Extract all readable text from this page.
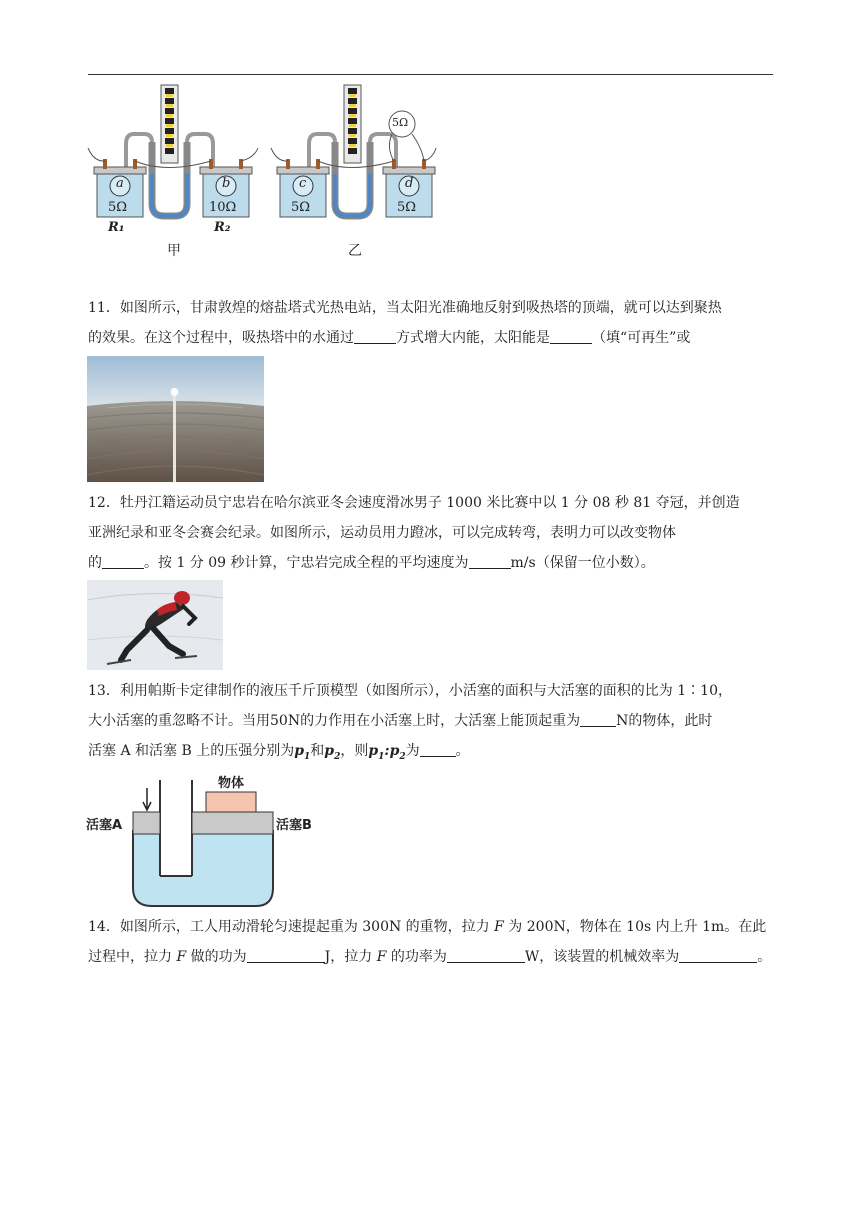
a
5Ω
R₁
b
10Ω
R₂
c
5Ω
d
5Ω
5Ω
甲	乙
11．如图所示，甘肃敦煌的熔盐塔式光热电站，当太阳光准确地反射到吸热塔的顶端，就可以达到聚热
的效果。在这个过程中，吸热塔中的水通过	方式增大内能，太阳能是	（填“可再生”或
12．牡丹江籍运动员宁忠岩在哈尔滨亚冬会速度滑冰男子 1000 米比赛中以 1 分 08 秒 81 夺冠，并创造
亚洲纪录和亚冬会赛会纪录。如图所示，运动员用力蹬冰，可以完成转弯，表明力可以改变物体
的	。按 1 分 09 秒计算，宁忠岩完成全程的平均速度为	m/s（保留一位小数）。
13．利用帕斯卡定律制作的液压千斤顶模型（如图所示），小活塞的面积与大活塞的面积的比为 1∶10，
大小活塞的重忽略不计。当用50N的力作用在小活塞上时，大活塞上能顶起重为	N的物体，此时
活塞 A 和活塞 B 上的压强分别为$p_1$和$p_2$，则$p_1:p_2$为	。
物体
活塞A	活塞B
14．如图所示，工人用动滑轮匀速提起重为 300N 的重物，拉力 F 为 200N，物体在 10s 内上升 1m。在此
过程中，拉力 F 做的功为	J，拉力 F 的功率为	W，该装置的机械效率为	。
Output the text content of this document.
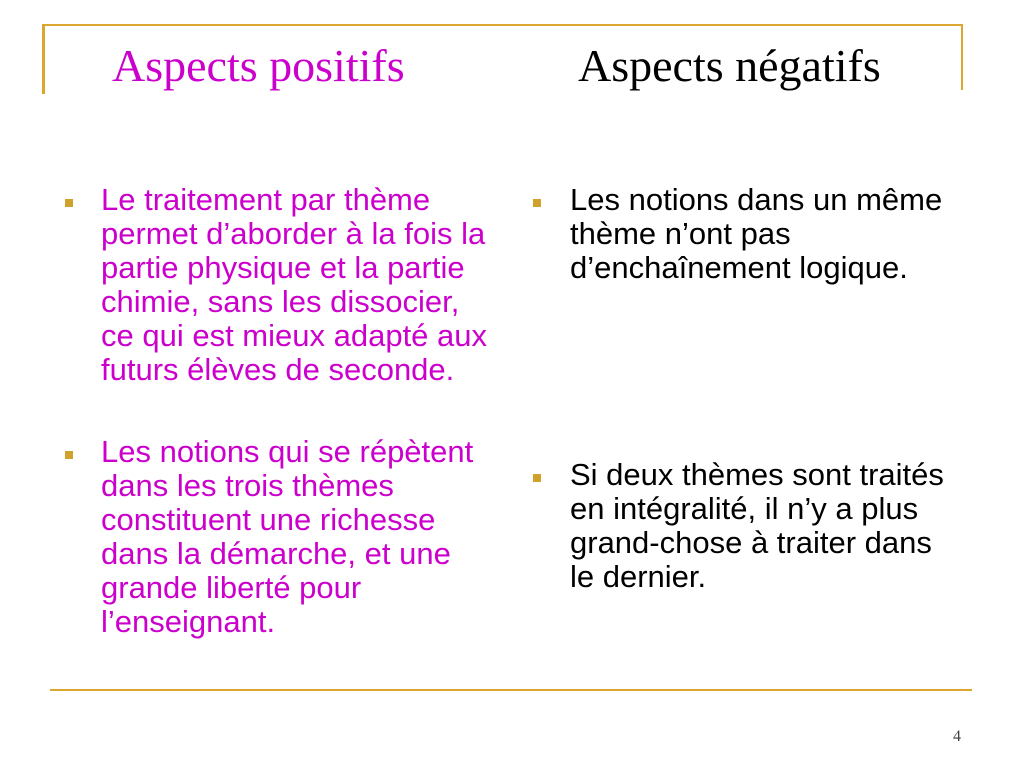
Aspects positifs	Aspects négatifs
Le traitement par thème
permet d’aborder à la fois la
partie physique et la partie
chimie, sans les dissocier,
ce qui est mieux adapté aux
futurs élèves de seconde.
Les notions qui se répètent
dans les trois thèmes
constituent une richesse
dans la démarche, et une
grande liberté pour
l’enseignant.
Les notions dans un même
thème n’ont pas
d’enchaînement logique.
Si deux thèmes sont traités
en intégralité, il n’y a plus
grand-chose à traiter dans
le dernier.
4
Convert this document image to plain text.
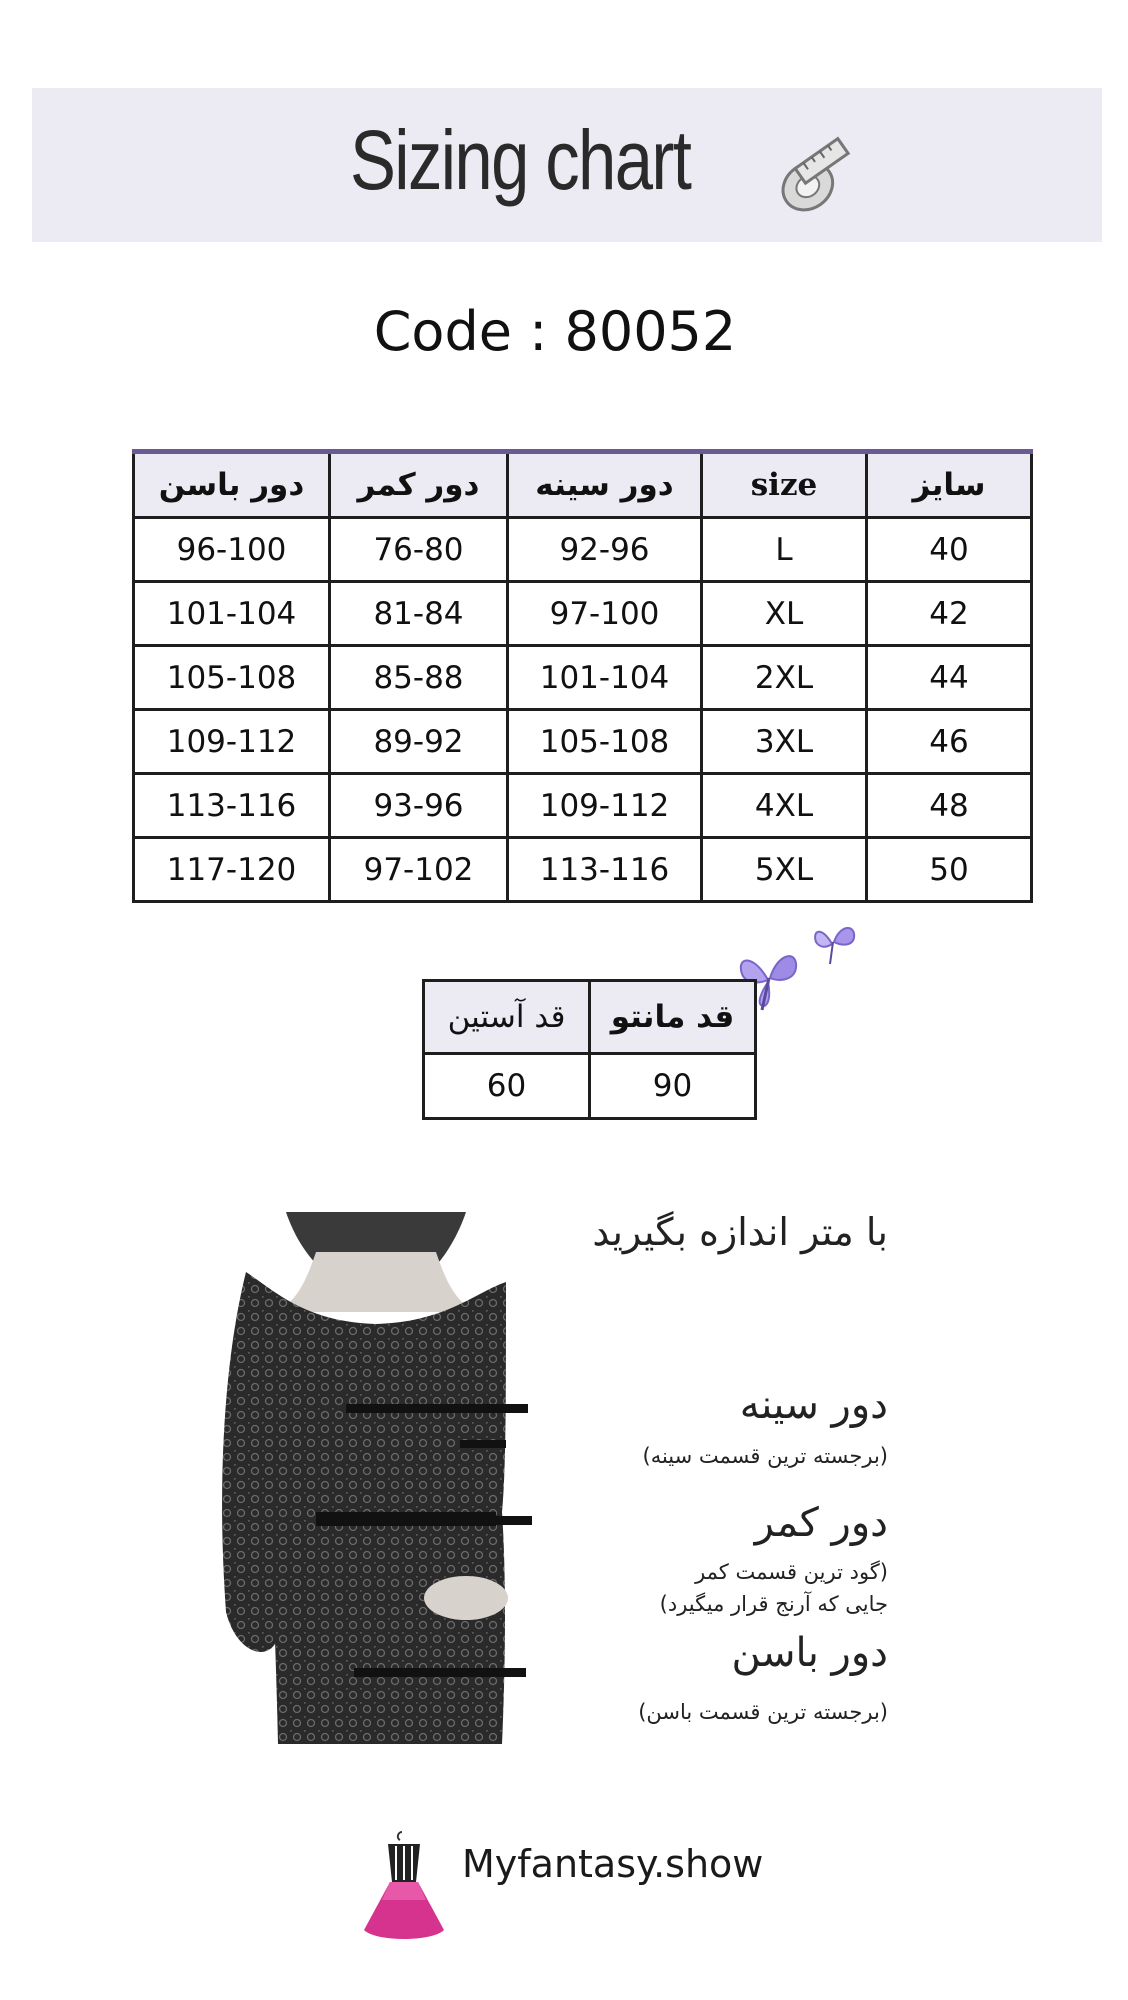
Sizing chart
Code : 80052
دور باسن	دور کمر	دور سینه	size	سایز
96-100	76-80	92-96	L	40
101-104	81-84	97-100	XL	42
105-108	85-88	101-104	2XL	44
109-112	89-92	105-108	3XL	46
113-116	93-96	109-112	4XL	48
117-120	97-102	113-116	5XL	50
قد آستین	قد مانتو
60	90
با متر اندازه بگیرید
دور سینه
(برجسته ترین قسمت سینه)
دور کمر
(گود ترین قسمت کمر
جایی که آرنج قرار میگیرد)
دور باسن
(برجسته ترین قسمت باسن)
Myfantasy.show
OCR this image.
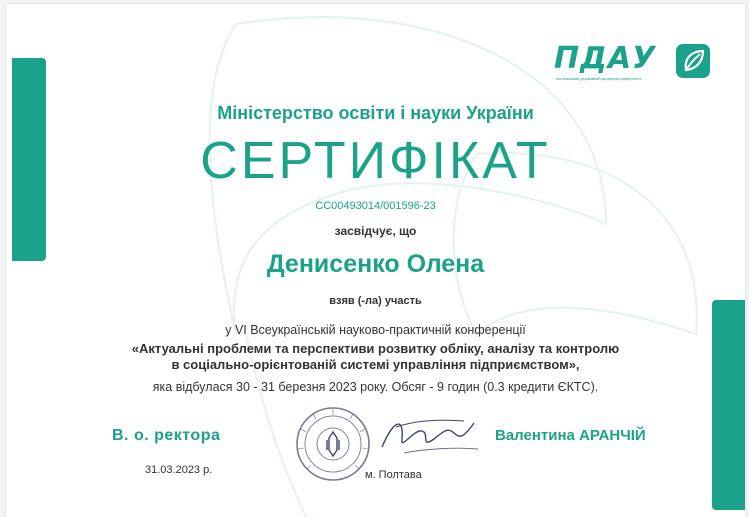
ПДАУ
полтавський державний аграрний університет
Міністерство освіти і науки України
СЕРТИФІКАТ
СС00493014/001596-23
засвідчує, що
Денисенко Олена
взяв (-ла) участь
у VI Всеукраїнській науково-практичній конференції
«Актуальні проблеми та перспективи розвитку обліку, аналізу та контролю
в соціально-орієнтованій системі управління підприємством»,
яка відбулася 30 - 31 березня 2023 року. Обсяг - 9 годин (0.3 кредити ЄКТС).
В. о. ректора	Валентина АРАНЧІЙ
31.03.2023 р.	м. Полтава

◇ ◇ ◇ ◇ ◇ ◇ ◇

Word for word, please, restate the lines of the listing from the one holding "OCR this image." down to the last line, leaving out any pictures.

# Exercise answer
OCR this image.
ПДАУ
полтавський державний аграрний університет
Міністерство освіти і науки України
СЕРТИФІКАТ
СС00493014/001596-23
засвідчує, що
Денисенко Олена
взяв (-ла) участь
у VI Всеукраїнській науково-практичній конференції
«Актуальні проблеми та перспективи розвитку обліку, аналізу та контролю
в соціально-орієнтованій системі управління підприємством»,
яка відбулася 30 - 31 березня 2023 року. Обсяг - 9 годин (0.3 кредити ЄКТС).
В. о. ректора	Валентина АРАНЧІЙ
31.03.2023 р.	м. Полтава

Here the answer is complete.